Repeat the entire listing exactly as written.

**THE RECORDS:**
╭──

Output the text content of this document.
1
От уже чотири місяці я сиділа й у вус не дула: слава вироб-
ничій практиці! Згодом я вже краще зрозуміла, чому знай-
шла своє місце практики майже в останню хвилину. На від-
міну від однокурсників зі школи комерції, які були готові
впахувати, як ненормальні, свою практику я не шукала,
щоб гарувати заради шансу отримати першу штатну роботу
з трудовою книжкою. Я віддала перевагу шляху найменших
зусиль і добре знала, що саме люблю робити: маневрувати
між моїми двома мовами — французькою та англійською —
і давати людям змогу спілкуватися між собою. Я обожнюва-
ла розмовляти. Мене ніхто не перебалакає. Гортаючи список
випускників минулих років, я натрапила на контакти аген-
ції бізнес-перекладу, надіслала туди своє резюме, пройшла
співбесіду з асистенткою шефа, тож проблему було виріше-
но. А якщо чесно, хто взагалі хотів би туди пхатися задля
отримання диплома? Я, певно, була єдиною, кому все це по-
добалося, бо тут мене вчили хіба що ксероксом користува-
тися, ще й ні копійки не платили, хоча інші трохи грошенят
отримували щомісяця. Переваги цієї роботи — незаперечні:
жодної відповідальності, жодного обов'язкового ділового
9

╰──

**EXERCISE RESPONSE:**
Output the text content of this document.
1
От уже чотири місяці я сиділа й у вус не дула: слава вироб-
ничій практиці! Згодом я вже краще зрозуміла, чому знай-
шла своє місце практики майже в останню хвилину. На від-
міну від однокурсників зі школи комерції, які були готові
впахувати, як ненормальні, свою практику я не шукала,
щоб гарувати заради шансу отримати першу штатну роботу
з трудовою книжкою. Я віддала перевагу шляху найменших
зусиль і добре знала, що саме люблю робити: маневрувати
між моїми двома мовами — французькою та англійською —
і давати людям змогу спілкуватися між собою. Я обожнюва-
ла розмовляти. Мене ніхто не перебалакає. Гортаючи список
випускників минулих років, я натрапила на контакти аген-
ції бізнес-перекладу, надіслала туди своє резюме, пройшла
співбесіду з асистенткою шефа, тож проблему було виріше-
но. А якщо чесно, хто взагалі хотів би туди пхатися задля
отримання диплома? Я, певно, була єдиною, кому все це по-
добалося, бо тут мене вчили хіба що ксероксом користува-
тися, ще й ні копійки не платили, хоча інші трохи грошенят
отримували щомісяця. Переваги цієї роботи — незаперечні:
жодної відповідальності, жодного обов'язкового ділового
9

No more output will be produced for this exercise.